◆ **Exercise data**
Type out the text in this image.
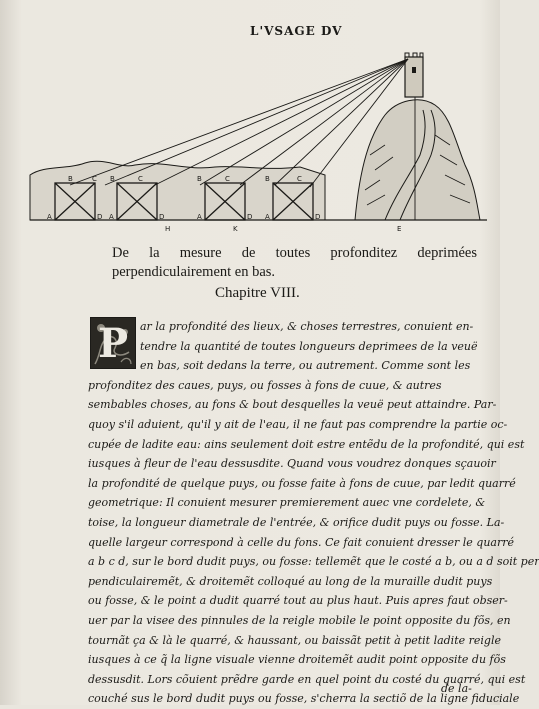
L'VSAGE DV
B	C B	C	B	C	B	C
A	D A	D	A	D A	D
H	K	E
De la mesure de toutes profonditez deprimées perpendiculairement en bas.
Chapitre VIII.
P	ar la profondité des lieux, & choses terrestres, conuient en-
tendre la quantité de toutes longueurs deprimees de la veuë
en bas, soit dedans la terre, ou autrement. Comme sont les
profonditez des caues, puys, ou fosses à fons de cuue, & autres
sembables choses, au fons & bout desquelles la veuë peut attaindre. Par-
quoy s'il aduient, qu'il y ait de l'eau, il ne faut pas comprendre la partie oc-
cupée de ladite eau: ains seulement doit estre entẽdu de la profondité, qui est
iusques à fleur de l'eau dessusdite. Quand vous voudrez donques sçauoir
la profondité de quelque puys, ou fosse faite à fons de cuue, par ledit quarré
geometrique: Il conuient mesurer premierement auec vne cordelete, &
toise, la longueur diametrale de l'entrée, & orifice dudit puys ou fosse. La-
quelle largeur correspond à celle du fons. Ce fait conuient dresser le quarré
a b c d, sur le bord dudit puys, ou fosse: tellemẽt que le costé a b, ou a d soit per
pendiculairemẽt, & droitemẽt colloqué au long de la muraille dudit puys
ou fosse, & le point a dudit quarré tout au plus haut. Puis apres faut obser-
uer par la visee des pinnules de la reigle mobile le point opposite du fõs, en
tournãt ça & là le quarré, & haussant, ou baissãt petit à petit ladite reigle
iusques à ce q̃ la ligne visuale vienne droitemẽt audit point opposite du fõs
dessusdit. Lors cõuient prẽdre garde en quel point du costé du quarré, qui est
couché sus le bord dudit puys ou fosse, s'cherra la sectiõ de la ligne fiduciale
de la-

...

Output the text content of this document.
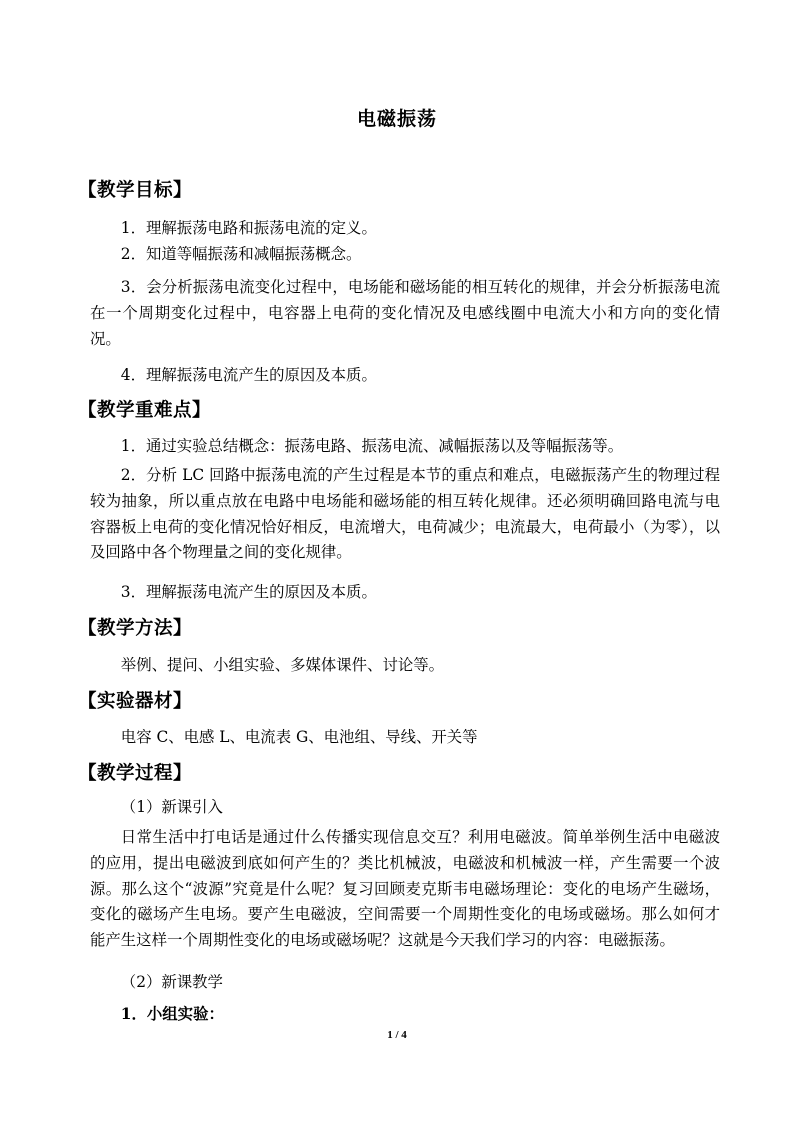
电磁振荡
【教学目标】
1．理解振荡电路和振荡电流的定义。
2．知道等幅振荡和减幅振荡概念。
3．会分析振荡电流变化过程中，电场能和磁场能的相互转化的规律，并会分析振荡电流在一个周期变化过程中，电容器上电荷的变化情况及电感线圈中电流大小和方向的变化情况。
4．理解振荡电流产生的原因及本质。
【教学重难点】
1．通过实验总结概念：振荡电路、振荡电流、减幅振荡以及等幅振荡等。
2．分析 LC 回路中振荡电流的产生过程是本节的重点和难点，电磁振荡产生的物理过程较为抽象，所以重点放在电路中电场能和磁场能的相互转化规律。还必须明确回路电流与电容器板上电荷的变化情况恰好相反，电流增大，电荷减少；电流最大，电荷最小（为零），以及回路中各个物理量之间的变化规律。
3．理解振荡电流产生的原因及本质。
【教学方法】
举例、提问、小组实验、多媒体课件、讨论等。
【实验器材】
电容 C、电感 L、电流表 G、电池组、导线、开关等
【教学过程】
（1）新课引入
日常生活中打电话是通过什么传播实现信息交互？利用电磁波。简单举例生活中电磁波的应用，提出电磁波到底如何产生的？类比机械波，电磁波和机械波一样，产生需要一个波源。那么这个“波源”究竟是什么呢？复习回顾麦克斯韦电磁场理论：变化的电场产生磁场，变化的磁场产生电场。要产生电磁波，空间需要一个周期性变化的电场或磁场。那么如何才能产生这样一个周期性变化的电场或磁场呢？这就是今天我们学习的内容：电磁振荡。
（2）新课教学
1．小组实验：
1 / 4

◆ **What is expected**
Copy every line in the records above that contains the word "toutes".

◆ **Response**
De la mesure de toutes profonditez deprimées perpendiculairement en bas.
tendre la quantité de toutes longueurs deprimees de la veuë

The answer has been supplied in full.